== Task brief ==
Every line holding the string "maken" should be gathered.

───── Data lines ─────

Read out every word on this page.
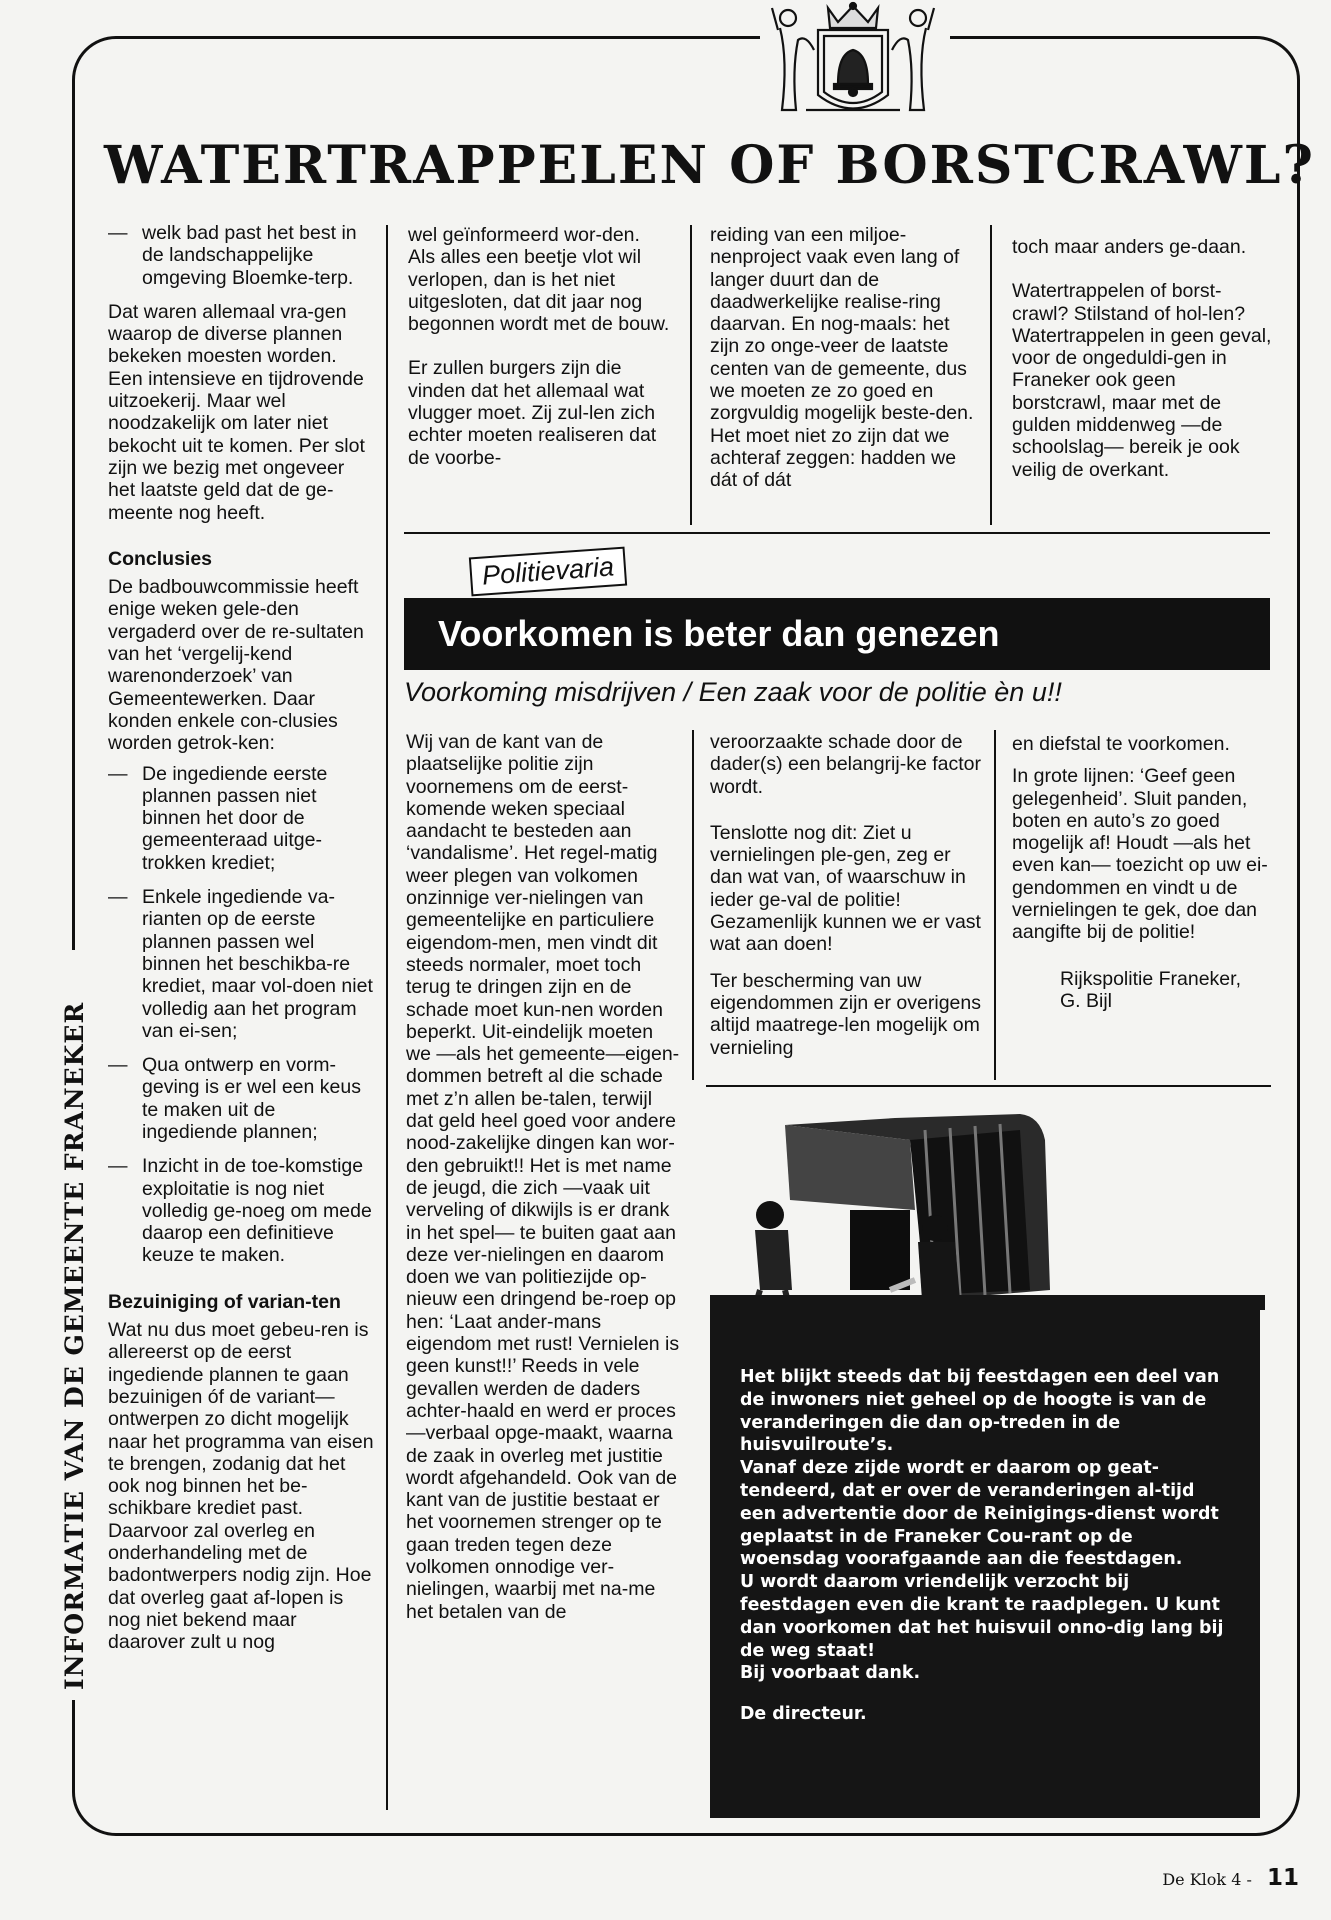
WATERTRAPPELEN OF BORSTCRAWL?
INFORMATIE VAN DE GEMEENTE FRANEKER

— welk bad past het best in de landschappelijke omgeving Bloemke-terp.

Dat waren allemaal vra-gen waarop de diverse plannen bekeken moesten worden. Een intensieve en tijdrovende uitzoekerij. Maar wel noodzakelijk om later niet bekocht uit te komen. Per slot zijn we bezig met ongeveer het laatste geld dat de ge-meente nog heeft.

Conclusies

De badbouwcommissie heeft enige weken gele-den vergaderd over de re-sultaten van het ‘vergelij-kend warenonderzoek’ van Gemeentewerken. Daar konden enkele con-clusies worden getrok-ken:

— De ingediende eerste plannen passen niet binnen het door de gemeenteraad uitge-trokken krediet;

— Enkele ingediende va-rianten op de eerste plannen passen wel binnen het beschikba-re krediet, maar vol-doen niet volledig aan het program van ei-sen;

— Qua ontwerp en vorm-geving is er wel een keus te maken uit de ingediende plannen;

— Inzicht in de toe-komstige exploitatie is nog niet volledig ge-noeg om mede daarop een definitieve keuze te maken.

Bezuiniging of varian-ten

Wat nu dus moet gebeu-ren is allereerst op de eerst ingediende plannen te gaan bezuinigen óf de variant—ontwerpen zo dicht mogelijk naar het programma van eisen te brengen, zodanig dat het ook nog binnen het be-schikbare krediet past. Daarvoor zal overleg en onderhandeling met de badontwerpers nodig zijn. Hoe dat overleg gaat af-lopen is nog niet bekend maar daarover zult u nog

wel geïnformeerd wor-den.

Als alles een beetje vlot wil verlopen, dan is het niet uitgesloten, dat dit jaar nog begonnen wordt met de bouw.

Er zullen burgers zijn die vinden dat het allemaal wat vlugger moet. Zij zul-len zich echter moeten realiseren dat de voorbe-

reiding van een miljoe-nenproject vaak even lang of langer duurt dan de daadwerkelijke realise-ring daarvan. En nog-maals: het zijn zo onge-veer de laatste centen van de gemeente, dus we moeten ze zo goed en zorgvuldig mogelijk beste-den. Het moet niet zo zijn dat we achteraf zeggen: hadden we dát of dát

toch maar anders ge-daan.

Watertrappelen of borst-crawl? Stilstand of hol-len?

Watertrappelen in geen geval, voor de ongeduldi-gen in Franeker ook geen borstcrawl, maar met de gulden middenweg —de schoolslag— bereik je ook veilig de overkant.

Politievaria
Voorkomen is beter dan genezen
Voorkoming misdrijven / Een zaak voor de politie èn u!!

Wij van de kant van de plaatselijke politie zijn voornemens om de eerst-komende weken speciaal aandacht te besteden aan ‘vandalisme’. Het regel-matig weer plegen van volkomen onzinnige ver-nielingen van gemeentelijke en particuliere eigendom-men, men vindt dit steeds normaler, moet toch terug te dringen zijn en de schade moet kun-nen worden beperkt. Uit-eindelijk moeten we —als het gemeente—eigen-dommen betreft al die schade met z’n allen be-talen, terwijl dat geld heel goed voor andere nood-zakelijke dingen kan wor-den gebruikt!! Het is met name de jeugd, die zich —vaak uit verveling of dikwijls is er drank in het spel— te buiten gaat aan deze ver-nielingen en daarom doen we van politiezijde op-nieuw een dringend be-roep op hen: ‘Laat ander-mans eigendom met rust! Vernielen is geen kunst!!’ Reeds in vele gevallen werden de daders achter-haald en werd er proces—verbaal opge-maakt, waarna de zaak in overleg met justitie wordt afgehandeld. Ook van de kant van de justitie bestaat er het voornemen strenger op te gaan treden tegen deze volkomen onnodige ver-nielingen, waarbij met na-me het betalen van de

veroorzaakte schade door de dader(s) een belangrij-ke factor wordt.

Tenslotte nog dit: Ziet u vernielingen ple-gen, zeg er dan wat van, of waarschuw in ieder ge-val de politie! Gezamenlijk kunnen we er vast wat aan doen!

Ter bescherming van uw eigendommen zijn er overigens altijd maatrege-len mogelijk om vernieling

en diefstal te voorkomen.

In grote lijnen: ‘Geef geen gelegenheid’. Sluit panden, boten en auto’s zo goed mogelijk af! Houdt —als het even kan— toezicht op uw ei-gendommen en vindt u de vernielingen te gek, doe dan aangifte bij de politie!

Rijkspolitie Franeker,

G. Bijl

Het blijkt steeds dat bij feestdagen een deel van de inwoners niet geheel op de hoogte is van de veranderingen die dan op-treden in de huisvuilroute’s.

Vanaf deze zijde wordt er daarom op geat-tendeerd, dat er over de veranderingen al-tijd een advertentie door de Reinigings-dienst wordt geplaatst in de Franeker Cou-rant op de woensdag voorafgaande aan die feestdagen.

U wordt daarom vriendelijk verzocht bij feestdagen even die krant te raadplegen. U kunt dan voorkomen dat het huisvuil onno-dig lang bij de weg staat!

Bij voorbaat dank.

De directeur.

De Klok 4 - 11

─────

== Task answer ==
— Qua ontwerp en vorm-geving is er wel een keus te maken uit de ingediende plannen;
— Inzicht in de toe-komstige exploitatie is nog niet volledig ge-noeg om mede daarop een definitieve keuze te maken.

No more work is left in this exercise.